### Stored rows:
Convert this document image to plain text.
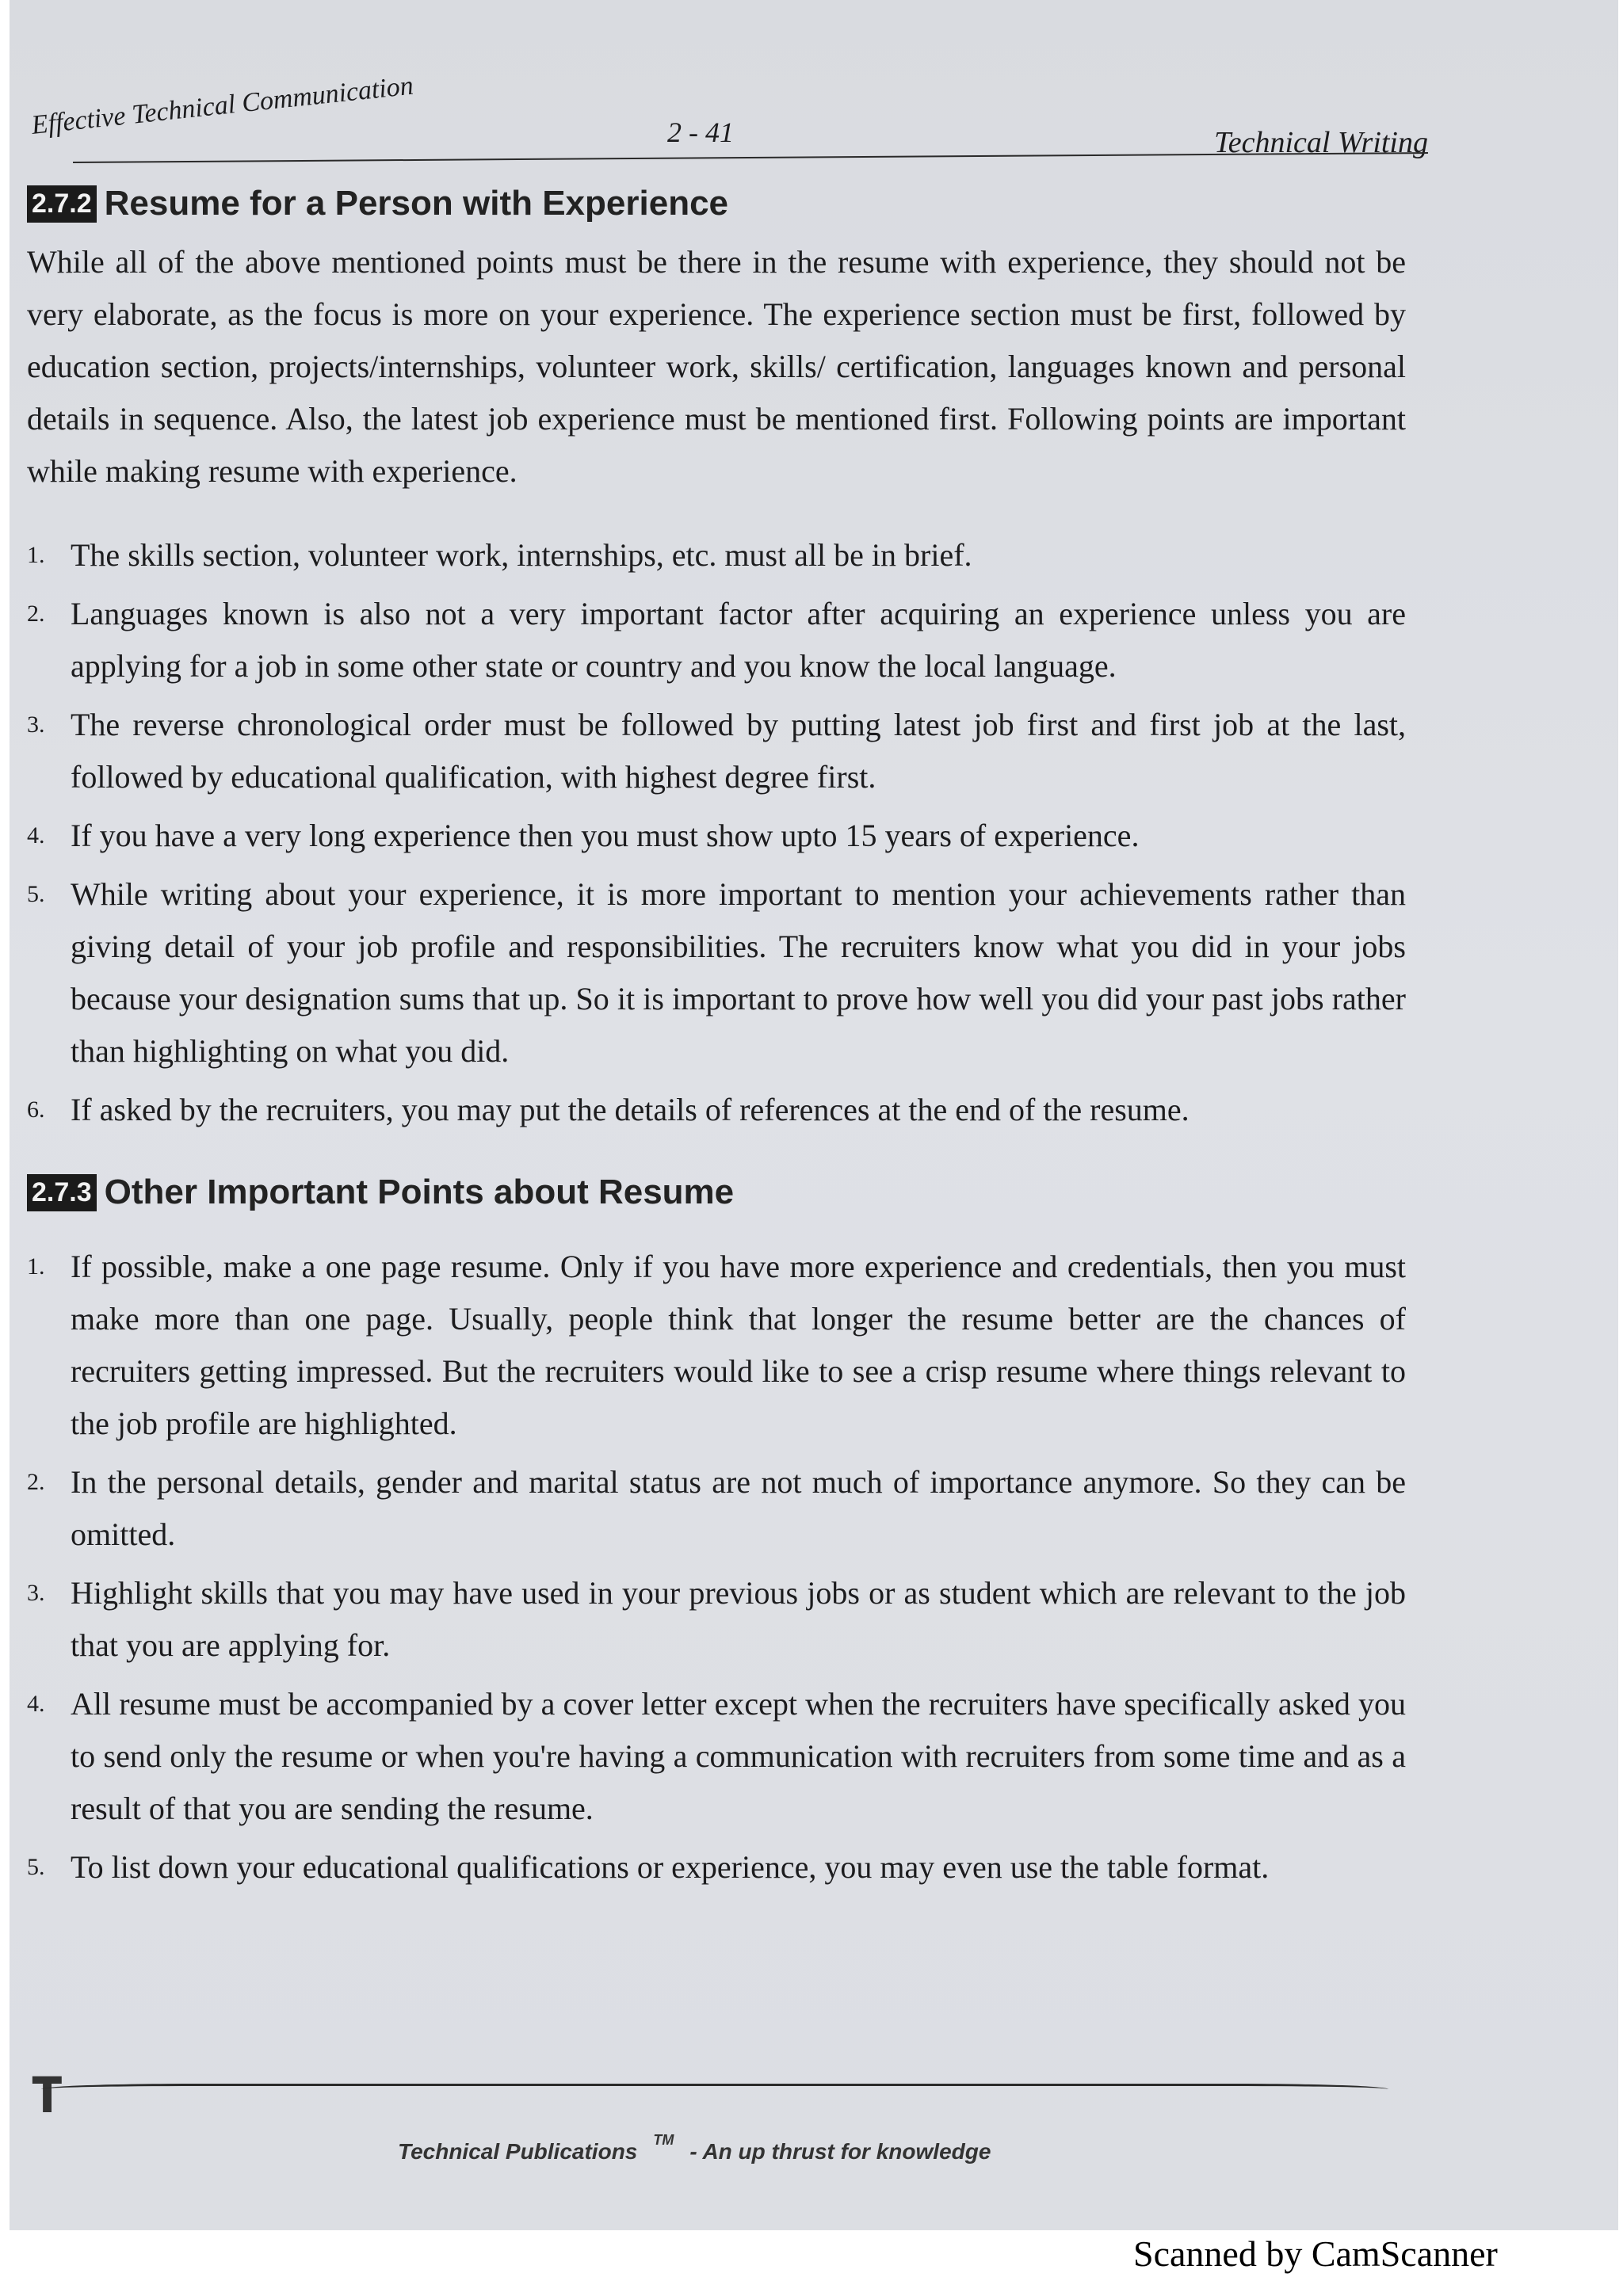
Effective Technical Communication	2 - 41	Technical Writing
2.7.2 Resume for a Person with Experience

While all of the above mentioned points must be there in the resume with experience, they should not be very elaborate, as the focus is more on your experience. The experience section must be first, followed by education section, projects/internships, volunteer work, skills/ certification, languages known and personal details in sequence. Also, the latest job experience must be mentioned first. Following points are important while making resume with experience.

1. The skills section, volunteer work, internships, etc. must all be in brief.
2. Languages known is also not a very important factor after acquiring an experience unless you are applying for a job in some other state or country and you know the local language.
3. The reverse chronological order must be followed by putting latest job first and first job at the last, followed by educational qualification, with highest degree first.
4. If you have a very long experience then you must show upto 15 years of experience.
5. While writing about your experience, it is more important to mention your achievements rather than giving detail of your job profile and responsibilities. The recruiters know what you did in your jobs because your designation sums that up. So it is important to prove how well you did your past jobs rather than highlighting on what you did.
6. If asked by the recruiters, you may put the details of references at the end of the resume.
2.7.3 Other Important Points about Resume
1. If possible, make a one page resume. Only if you have more experience and credentials, then you must make more than one page. Usually, people think that longer the resume better are the chances of recruiters getting impressed. But the recruiters would like to see a crisp resume where things relevant to the job profile are highlighted.
2. In the personal details, gender and marital status are not much of importance anymore. So they can be omitted.
3. Highlight skills that you may have used in your previous jobs or as student which are relevant to the job that you are applying for.
4. All resume must be accompanied by a cover letter except when the recruiters have specifically asked you to send only the resume or when you're having a communication with recruiters from some time and as a result of that you are sending the resume.
5. To list down your educational qualifications or experience, you may even use the table format.
𝐓
Technical Publications TM - An up thrust for knowledge
Scanned by CamScanner
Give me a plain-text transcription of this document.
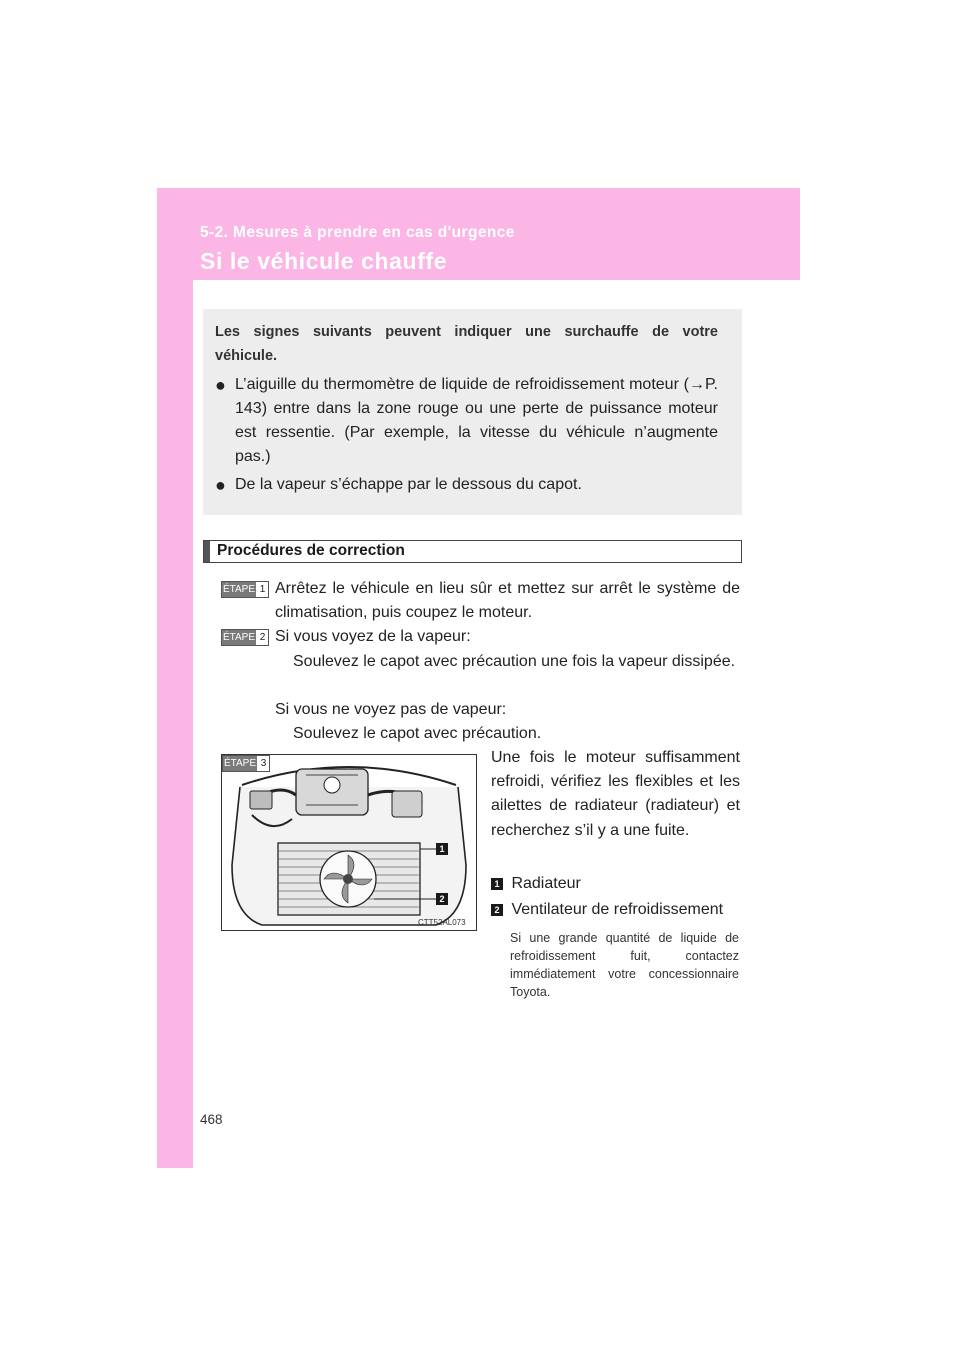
5-2. Mesures à prendre en cas d'urgence
Si le véhicule chauffe
Les signes suivants peuvent indiquer une surchauffe de votre
véhicule.
● L’aiguille du thermomètre de liquide de refroidissement moteur (→P. 143) entre dans la zone rouge ou une perte de puissance moteur est ressentie. (Par exemple, la vitesse du véhicule n’augmente pas.)
● De la vapeur s’échappe par le dessous du capot.
Procédures de correction
ÉTAPE 1 Arrêtez le véhicule en lieu sûr et mettez sur arrêt le système de climatisation, puis coupez le moteur.
ÉTAPE 2 Si vous voyez de la vapeur:
Soulevez le capot avec précaution une fois la vapeur dissipée.
Si vous ne voyez pas de vapeur:
Soulevez le capot avec précaution.
ÉTAPE 3
1
2
CTT52AL073
Une fois le moteur suffisamment refroidi, vérifiez les flexibles et les ailettes de radiateur (radiateur) et recherchez s’il y a une fuite.
1 Radiateur
2 Ventilateur de refroidissement
Si une grande quantité de liquide de refroidissement fuit, contactez immédiatement votre concessionnaire Toyota.
468
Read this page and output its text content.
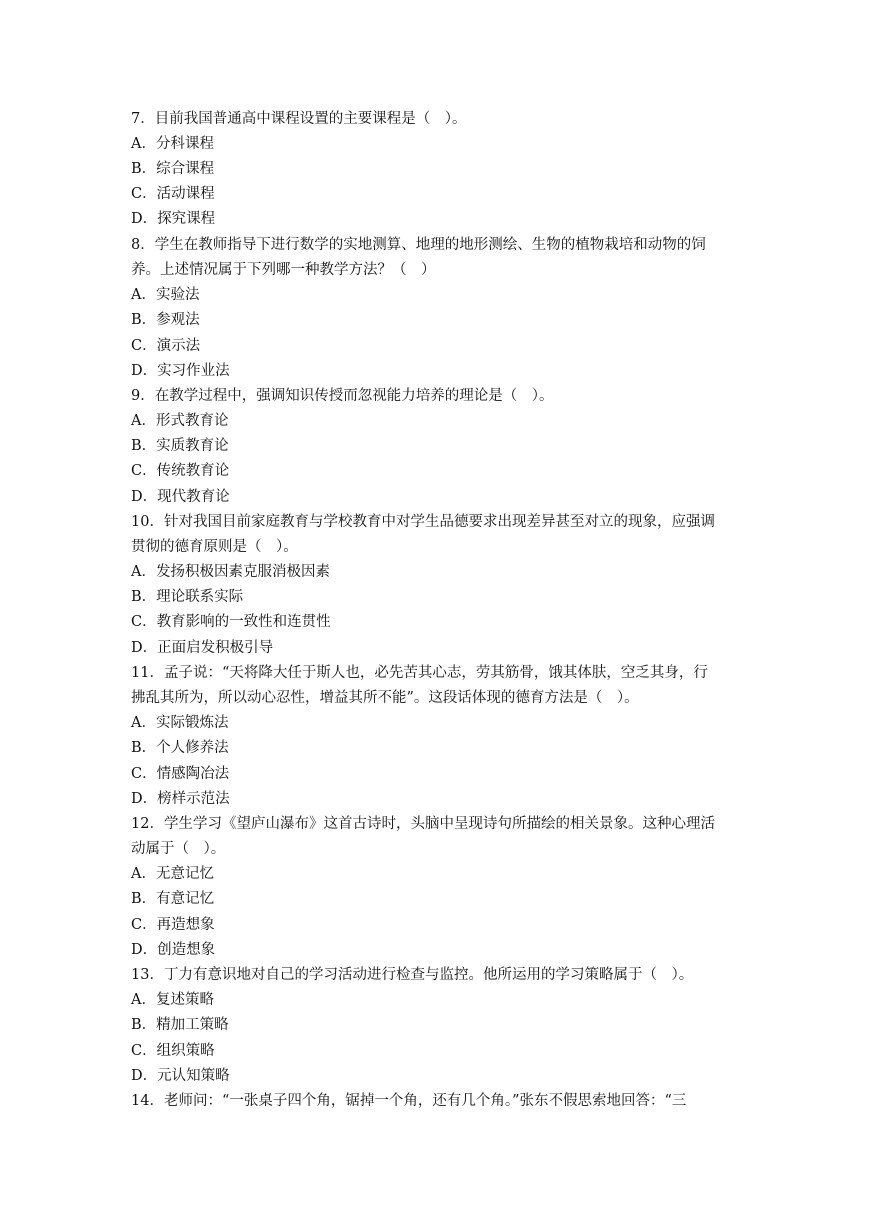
7．目前我国普通高中课程设置的主要课程是（　）。
A．分科课程
B．综合课程
C．活动课程
D．探究课程
8．学生在教师指导下进行数学的实地测算、地理的地形测绘、生物的植物栽培和动物的饲
养。上述情况属于下列哪一种教学方法？（　）
A．实验法
B．参观法
C．演示法
D．实习作业法
9．在教学过程中，强调知识传授而忽视能力培养的理论是（　）。
A．形式教育论
B．实质教育论
C．传统教育论
D．现代教育论
10．针对我国目前家庭教育与学校教育中对学生品德要求出现差异甚至对立的现象，应强调
贯彻的德育原则是（　）。
A．发扬积极因素克服消极因素
B．理论联系实际
C．教育影响的一致性和连贯性
D．正面启发积极引导
11．孟子说：“天将降大任于斯人也，必先苦其心志，劳其筋骨，饿其体肤，空乏其身，行
拂乱其所为，所以动心忍性，增益其所不能”。这段话体现的德育方法是（　）。
A．实际锻炼法
B．个人修养法
C．情感陶冶法
D．榜样示范法
12．学生学习《望庐山瀑布》这首古诗时，头脑中呈现诗句所描绘的相关景象。这种心理活
动属于（　）。
A．无意记忆
B．有意记忆
C．再造想象
D．创造想象
13．丁力有意识地对自己的学习活动进行检查与监控。他所运用的学习策略属于（　）。
A．复述策略
B．精加工策略
C．组织策略
D．元认知策略
14．老师问：“一张桌子四个角，锯掉一个角，还有几个角。”张东不假思索地回答：“三
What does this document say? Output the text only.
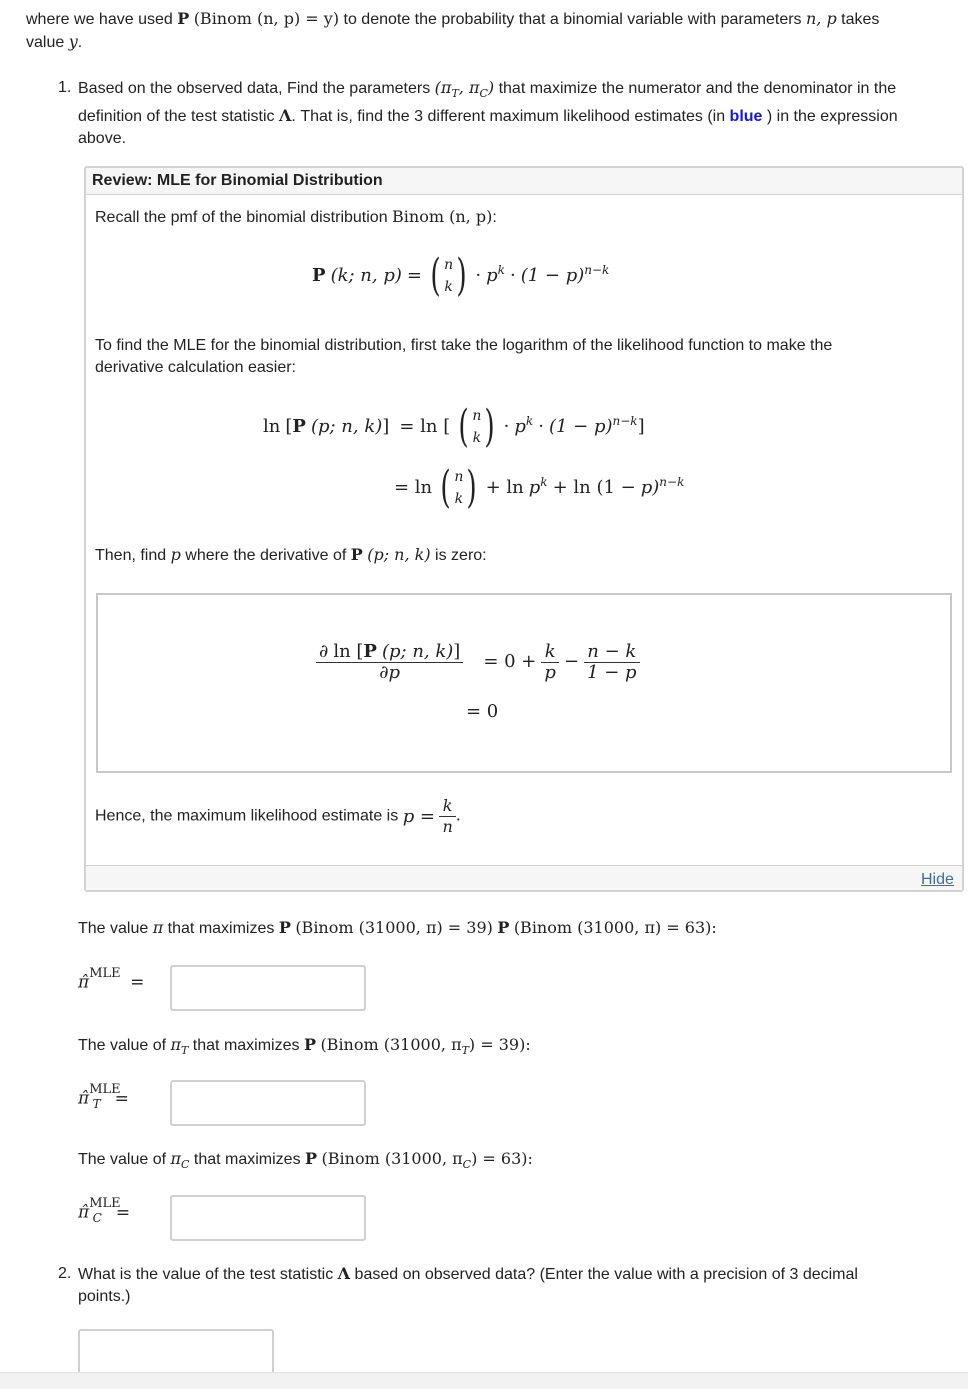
where we have used P (Binom (n, p) = y) to denote the probability that a binomial variable with parameters n, p takes
value y.
1. Based on the observed data, Find the parameters ($\pi_T$, $\pi_C$) that maximize the numerator and the denominator in the
definition of the test statistic Λ. That is, find the 3 different maximum likelihood estimates (in blue ) in the expression
above.
Review: MLE for Binomial Distribution
Recall the pmf of the binomial distribution Binom (n, p):
P (k; n, p) = ( n
k ) · $p^k \cdot (1 - p)^{n-k}$
To find the MLE for the binomial distribution, first take the logarithm of the likelihood function to make the
derivative calculation easier:
ln [P (p; n, k)] = ln [ ( n
k ) · $p^k \cdot (1 - p)^{n-k}$]
= ln ( n
k ) + $\ln p^k + \ln (1 - p)^{n-k}$
Then, find p where the derivative of P (p; n, k) is zero:
$\frac{\partial \ln [P (p; n, k)]}{\partial p} = 0 + \frac{k}{p} - \frac{n - k}{1 - p}$
= 0
Hence, the maximum likelihood estimate is $p = \frac{k}{n}$ .
Hide
The value π that maximizes P (Binom (31000, π) = 39) P (Binom (31000, π) = 63):
π̂$^{MLE}$ =
The value of $\pi_T$ that maximizes P (Binom (31000, $\pi_T) = 39$):
π̂$^{MLE}_T$ =
The value of $\pi_C$ that maximizes P (Binom (31000, $\pi_C) = 63$):
π̂$^{MLE}_C$ =
2. What is the value of the test statistic Λ based on observed data? (Enter the value with a precision of 3 decimal
points.)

### Required task:
From the line with "Read this page and output its text content." down to the end of the entries, retype each line exactly as written, but drop the pictures.

### Finished task:
Read this page and output its text content.
7．目前我国普通高中课程设置的主要课程是（　）。
A．分科课程
B．综合课程
C．活动课程
D．探究课程
8．学生在教师指导下进行数学的实地测算、地理的地形测绘、生物的植物栽培和动物的饲
养。上述情况属于下列哪一种教学方法？（　）
A．实验法
B．参观法
C．演示法
D．实习作业法
9．在教学过程中，强调知识传授而忽视能力培养的理论是（　）。
A．形式教育论
B．实质教育论
C．传统教育论
D．现代教育论
10．针对我国目前家庭教育与学校教育中对学生品德要求出现差异甚至对立的现象，应强调
贯彻的德育原则是（　）。
A．发扬积极因素克服消极因素
B．理论联系实际
C．教育影响的一致性和连贯性
D．正面启发积极引导
11．孟子说：“天将降大任于斯人也，必先苦其心志，劳其筋骨，饿其体肤，空乏其身，行
拂乱其所为，所以动心忍性，增益其所不能”。这段话体现的德育方法是（　）。
A．实际锻炼法
B．个人修养法
C．情感陶冶法
D．榜样示范法
12．学生学习《望庐山瀑布》这首古诗时，头脑中呈现诗句所描绘的相关景象。这种心理活
动属于（　）。
A．无意记忆
B．有意记忆
C．再造想象
D．创造想象
13．丁力有意识地对自己的学习活动进行检查与监控。他所运用的学习策略属于（　）。
A．复述策略
B．精加工策略
C．组织策略
D．元认知策略
14．老师问：“一张桌子四个角，锯掉一个角，还有几个角。”张东不假思索地回答：“三
What does this document say? Output the text only.
where we have used P (Binom (n, p) = y) to denote the probability that a binomial variable with parameters n, p takes
value y.
1. Based on the observed data, Find the parameters ($\pi_T$, $\pi_C$) that maximize the numerator and the denominator in the
definition of the test statistic Λ. That is, find the 3 different maximum likelihood estimates (in blue ) in the expression
above.
Review: MLE for Binomial Distribution
Recall the pmf of the binomial distribution Binom (n, p):
P (k; n, p) = ( n
k ) · $p^k \cdot (1 - p)^{n-k}$
To find the MLE for the binomial distribution, first take the logarithm of the likelihood function to make the
derivative calculation easier:
ln [P (p; n, k)] = ln [ ( n
k ) · $p^k \cdot (1 - p)^{n-k}$]
= ln ( n
k ) + $\ln p^k + \ln (1 - p)^{n-k}$
Then, find p where the derivative of P (p; n, k) is zero:
$\frac{\partial \ln [P (p; n, k)]}{\partial p} = 0 + \frac{k}{p} - \frac{n - k}{1 - p}$
= 0
Hence, the maximum likelihood estimate is $p = \frac{k}{n}$ .
Hide
The value π that maximizes P (Binom (31000, π) = 39) P (Binom (31000, π) = 63):
π̂$^{MLE}$ =
The value of $\pi_T$ that maximizes P (Binom (31000, $\pi_T) = 39$):
π̂$^{MLE}_T$ =
The value of $\pi_C$ that maximizes P (Binom (31000, $\pi_C) = 63$):
π̂$^{MLE}_C$ =
2. What is the value of the test statistic Λ based on observed data? (Enter the value with a precision of 3 decimal
points.)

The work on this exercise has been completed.